Task prompt:
Filter this data down to the lines that hold "title", and copy them.

Recorded data:
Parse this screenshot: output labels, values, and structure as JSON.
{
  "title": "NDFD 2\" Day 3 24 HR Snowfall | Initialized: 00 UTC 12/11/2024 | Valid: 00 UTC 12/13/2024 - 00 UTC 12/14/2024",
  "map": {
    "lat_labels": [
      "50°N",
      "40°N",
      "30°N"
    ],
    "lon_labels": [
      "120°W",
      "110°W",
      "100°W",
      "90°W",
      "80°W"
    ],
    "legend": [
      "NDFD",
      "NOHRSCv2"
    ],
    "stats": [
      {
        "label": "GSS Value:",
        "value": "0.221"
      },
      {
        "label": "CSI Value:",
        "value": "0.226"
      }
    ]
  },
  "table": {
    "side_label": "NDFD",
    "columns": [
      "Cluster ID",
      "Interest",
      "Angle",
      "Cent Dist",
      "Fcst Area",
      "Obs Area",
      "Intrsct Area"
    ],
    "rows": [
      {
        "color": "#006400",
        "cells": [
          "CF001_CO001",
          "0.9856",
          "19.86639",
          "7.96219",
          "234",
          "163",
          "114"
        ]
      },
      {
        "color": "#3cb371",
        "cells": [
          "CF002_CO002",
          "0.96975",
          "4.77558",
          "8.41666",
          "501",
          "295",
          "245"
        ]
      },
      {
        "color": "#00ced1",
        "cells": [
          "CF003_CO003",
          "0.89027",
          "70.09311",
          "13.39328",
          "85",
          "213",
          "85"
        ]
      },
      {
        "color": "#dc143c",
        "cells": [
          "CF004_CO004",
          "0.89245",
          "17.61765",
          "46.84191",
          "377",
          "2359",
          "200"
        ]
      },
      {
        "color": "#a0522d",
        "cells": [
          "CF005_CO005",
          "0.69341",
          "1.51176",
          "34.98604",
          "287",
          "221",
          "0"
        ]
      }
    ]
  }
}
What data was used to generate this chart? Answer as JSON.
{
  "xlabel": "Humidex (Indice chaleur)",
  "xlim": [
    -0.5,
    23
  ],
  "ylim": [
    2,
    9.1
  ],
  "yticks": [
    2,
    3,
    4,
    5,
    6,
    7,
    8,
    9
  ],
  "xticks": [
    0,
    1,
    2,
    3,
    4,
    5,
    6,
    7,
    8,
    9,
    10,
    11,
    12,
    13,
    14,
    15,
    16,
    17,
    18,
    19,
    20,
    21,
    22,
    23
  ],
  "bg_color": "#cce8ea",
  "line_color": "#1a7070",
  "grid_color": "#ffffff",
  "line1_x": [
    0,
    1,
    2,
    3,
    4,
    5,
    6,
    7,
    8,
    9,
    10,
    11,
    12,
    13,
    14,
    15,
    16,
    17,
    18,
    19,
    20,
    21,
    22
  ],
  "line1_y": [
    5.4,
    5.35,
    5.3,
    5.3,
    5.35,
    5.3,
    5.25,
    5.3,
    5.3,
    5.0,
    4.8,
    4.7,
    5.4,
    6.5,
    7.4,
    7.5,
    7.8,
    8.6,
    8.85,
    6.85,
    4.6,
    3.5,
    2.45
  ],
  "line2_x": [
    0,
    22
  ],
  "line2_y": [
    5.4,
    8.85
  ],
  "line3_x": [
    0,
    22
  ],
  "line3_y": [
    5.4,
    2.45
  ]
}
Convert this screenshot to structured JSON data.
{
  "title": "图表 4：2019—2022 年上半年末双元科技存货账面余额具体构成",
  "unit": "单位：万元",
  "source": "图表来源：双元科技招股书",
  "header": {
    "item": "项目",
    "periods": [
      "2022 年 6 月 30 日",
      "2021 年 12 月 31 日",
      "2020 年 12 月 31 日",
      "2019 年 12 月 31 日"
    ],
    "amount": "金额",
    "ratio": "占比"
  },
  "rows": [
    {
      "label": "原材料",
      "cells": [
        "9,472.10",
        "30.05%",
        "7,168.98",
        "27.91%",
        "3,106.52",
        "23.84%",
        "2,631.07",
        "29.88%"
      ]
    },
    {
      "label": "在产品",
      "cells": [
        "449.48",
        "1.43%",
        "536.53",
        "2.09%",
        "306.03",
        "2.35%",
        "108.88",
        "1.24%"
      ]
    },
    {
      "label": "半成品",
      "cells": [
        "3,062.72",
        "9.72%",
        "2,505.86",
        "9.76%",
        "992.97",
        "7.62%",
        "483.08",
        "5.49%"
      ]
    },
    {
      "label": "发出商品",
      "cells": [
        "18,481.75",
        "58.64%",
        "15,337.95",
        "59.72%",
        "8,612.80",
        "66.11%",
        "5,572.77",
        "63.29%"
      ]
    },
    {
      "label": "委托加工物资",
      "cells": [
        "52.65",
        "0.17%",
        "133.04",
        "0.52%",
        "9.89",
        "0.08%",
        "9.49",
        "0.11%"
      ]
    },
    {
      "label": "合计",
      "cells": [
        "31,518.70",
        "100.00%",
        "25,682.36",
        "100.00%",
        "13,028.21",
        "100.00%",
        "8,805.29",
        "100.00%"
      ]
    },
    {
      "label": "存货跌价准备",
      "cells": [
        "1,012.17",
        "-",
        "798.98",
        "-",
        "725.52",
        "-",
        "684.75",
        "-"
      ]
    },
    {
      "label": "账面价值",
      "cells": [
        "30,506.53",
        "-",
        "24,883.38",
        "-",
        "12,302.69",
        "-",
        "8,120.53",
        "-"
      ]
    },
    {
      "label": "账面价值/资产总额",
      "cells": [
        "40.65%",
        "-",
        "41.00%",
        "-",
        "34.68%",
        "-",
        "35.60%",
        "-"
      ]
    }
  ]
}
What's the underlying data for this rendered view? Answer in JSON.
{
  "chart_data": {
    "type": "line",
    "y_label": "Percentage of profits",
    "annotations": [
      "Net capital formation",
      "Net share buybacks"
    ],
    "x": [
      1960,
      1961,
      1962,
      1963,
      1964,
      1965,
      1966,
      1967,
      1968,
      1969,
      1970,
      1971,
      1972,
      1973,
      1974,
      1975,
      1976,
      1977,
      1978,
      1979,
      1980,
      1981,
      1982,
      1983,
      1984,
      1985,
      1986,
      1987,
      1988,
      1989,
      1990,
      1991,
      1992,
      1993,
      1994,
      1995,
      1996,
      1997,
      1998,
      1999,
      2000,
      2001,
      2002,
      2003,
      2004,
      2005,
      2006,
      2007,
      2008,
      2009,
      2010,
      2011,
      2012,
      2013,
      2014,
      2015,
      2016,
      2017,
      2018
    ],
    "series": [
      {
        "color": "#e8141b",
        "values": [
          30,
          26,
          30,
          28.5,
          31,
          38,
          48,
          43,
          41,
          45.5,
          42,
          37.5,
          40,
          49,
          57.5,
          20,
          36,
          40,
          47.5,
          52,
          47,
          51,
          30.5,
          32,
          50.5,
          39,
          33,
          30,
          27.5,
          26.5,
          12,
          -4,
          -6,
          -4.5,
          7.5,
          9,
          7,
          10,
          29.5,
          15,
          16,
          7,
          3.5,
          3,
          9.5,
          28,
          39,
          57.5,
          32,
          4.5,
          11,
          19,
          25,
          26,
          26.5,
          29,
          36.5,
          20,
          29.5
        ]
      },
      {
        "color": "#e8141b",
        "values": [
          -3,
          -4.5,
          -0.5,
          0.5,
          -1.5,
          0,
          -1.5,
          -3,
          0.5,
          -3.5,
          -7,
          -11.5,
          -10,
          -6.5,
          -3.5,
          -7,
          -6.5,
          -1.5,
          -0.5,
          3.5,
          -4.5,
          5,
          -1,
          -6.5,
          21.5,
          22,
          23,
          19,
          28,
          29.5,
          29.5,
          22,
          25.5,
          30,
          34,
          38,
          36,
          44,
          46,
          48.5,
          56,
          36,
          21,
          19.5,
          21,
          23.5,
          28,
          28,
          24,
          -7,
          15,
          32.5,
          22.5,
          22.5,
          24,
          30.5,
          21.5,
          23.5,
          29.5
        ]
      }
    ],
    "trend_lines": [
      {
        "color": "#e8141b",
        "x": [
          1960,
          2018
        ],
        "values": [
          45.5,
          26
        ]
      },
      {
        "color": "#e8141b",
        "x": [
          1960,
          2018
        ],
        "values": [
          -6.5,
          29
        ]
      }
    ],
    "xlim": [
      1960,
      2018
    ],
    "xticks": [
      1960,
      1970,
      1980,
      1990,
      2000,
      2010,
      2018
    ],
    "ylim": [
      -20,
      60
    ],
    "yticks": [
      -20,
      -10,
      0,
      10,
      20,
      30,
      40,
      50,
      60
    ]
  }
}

Result of the exercise:
  "title": "NDFD 2\" Day 3 24 HR Snowfall | Initialized: 00 UTC 12/11/2024 | Valid: 00 UTC 12/13/2024 - 00 UTC 12/14/2024",
  "title": "图表 4：2019—2022 年上半年末双元科技存货账面余额具体构成",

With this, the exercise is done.